_TASK INSTRUCTIONS_
Copy every line, leaving nothing out and adding nothing.

_RECORDS FOR THE TASK_
- - - - - - -

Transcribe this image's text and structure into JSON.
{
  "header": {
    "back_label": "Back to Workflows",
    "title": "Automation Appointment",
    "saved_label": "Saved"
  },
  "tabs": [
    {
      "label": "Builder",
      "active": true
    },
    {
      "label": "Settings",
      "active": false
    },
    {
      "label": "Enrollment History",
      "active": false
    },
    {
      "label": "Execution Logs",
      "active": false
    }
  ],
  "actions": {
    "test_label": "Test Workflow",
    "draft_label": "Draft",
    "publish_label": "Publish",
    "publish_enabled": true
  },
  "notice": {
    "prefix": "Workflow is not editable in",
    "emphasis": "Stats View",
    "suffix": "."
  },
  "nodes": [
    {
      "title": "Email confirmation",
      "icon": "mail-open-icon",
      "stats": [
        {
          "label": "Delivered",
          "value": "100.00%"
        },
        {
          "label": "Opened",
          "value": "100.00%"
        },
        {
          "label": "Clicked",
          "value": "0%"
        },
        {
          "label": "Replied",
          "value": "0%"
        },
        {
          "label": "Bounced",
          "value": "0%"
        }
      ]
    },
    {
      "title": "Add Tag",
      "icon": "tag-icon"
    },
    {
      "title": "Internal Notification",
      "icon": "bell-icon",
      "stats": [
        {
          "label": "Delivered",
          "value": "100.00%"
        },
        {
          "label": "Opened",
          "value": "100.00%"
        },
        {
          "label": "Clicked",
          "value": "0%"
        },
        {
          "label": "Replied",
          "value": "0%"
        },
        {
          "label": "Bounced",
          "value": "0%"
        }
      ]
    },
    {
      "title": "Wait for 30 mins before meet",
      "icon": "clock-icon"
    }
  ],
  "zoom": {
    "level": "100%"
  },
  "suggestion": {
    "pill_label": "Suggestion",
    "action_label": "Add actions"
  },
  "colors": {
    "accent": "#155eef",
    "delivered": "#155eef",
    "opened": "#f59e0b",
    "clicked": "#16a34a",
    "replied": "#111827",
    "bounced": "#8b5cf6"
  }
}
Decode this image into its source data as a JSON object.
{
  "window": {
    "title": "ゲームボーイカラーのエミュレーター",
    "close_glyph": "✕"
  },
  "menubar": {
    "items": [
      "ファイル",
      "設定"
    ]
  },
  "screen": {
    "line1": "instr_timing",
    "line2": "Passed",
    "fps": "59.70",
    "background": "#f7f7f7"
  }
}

- - - - - - -

_IN RESPONSE_
Transcribe this image's text and structure into JSON.
{
  "header": {
    "back_label": "Back to Workflows",
    "title": "Automation Appointment",
    "saved_label": "Saved"
  },
  "tabs": [
    {
      "label": "Builder",
      "active": true
    },
    {
      "label": "Settings",
      "active": false
    },
    {
      "label": "Enrollment History",
      "active": false
    },
    {
      "label": "Execution Logs",
      "active": false
    }
  ],
  "actions": {
    "test_label": "Test Workflow",
    "draft_label": "Draft",
    "publish_label": "Publish",
    "publish_enabled": true
  },
  "notice": {
    "prefix": "Workflow is not editable in",
    "emphasis": "Stats View",
    "suffix": "."
  },
  "nodes": [
    {
      "title": "Email confirmation",
      "icon": "mail-open-icon",
      "stats": [
        {
          "label": "Delivered",
          "value": "100.00%"
        },
        {
          "label": "Opened",
          "value": "100.00%"
        },
        {
          "label": "Clicked",
          "value": "0%"
        },
        {
          "label": "Replied",
          "value": "0%"
        },
        {
          "label": "Bounced",
          "value": "0%"
        }
      ]
    },
    {
      "title": "Add Tag",
      "icon": "tag-icon"
    },
    {
      "title": "Internal Notification",
      "icon": "bell-icon",
      "stats": [
        {
          "label": "Delivered",
          "value": "100.00%"
        },
        {
          "label": "Opened",
          "value": "100.00%"
        },
        {
          "label": "Clicked",
          "value": "0%"
        },
        {
          "label": "Replied",
          "value": "0%"
        },
        {
          "label": "Bounced",
          "value": "0%"
        }
      ]
    },
    {
      "title": "Wait for 30 mins before meet",
      "icon": "clock-icon"
    }
  ],
  "zoom": {
    "level": "100%"
  },
  "suggestion": {
    "pill_label": "Suggestion",
    "action_label": "Add actions"
  },
  "colors": {
    "accent": "#155eef",
    "delivered": "#155eef",
    "opened": "#f59e0b",
    "clicked": "#16a34a",
    "replied": "#111827",
    "bounced": "#8b5cf6"
  }
}
Decode this image into its source data as a JSON object.
{
  "window": {
    "title": "ゲームボーイカラーのエミュレーター",
    "close_glyph": "✕"
  },
  "menubar": {
    "items": [
      "ファイル",
      "設定"
    ]
  },
  "screen": {
    "line1": "instr_timing",
    "line2": "Passed",
    "fps": "59.70",
    "background": "#f7f7f7"
  }
}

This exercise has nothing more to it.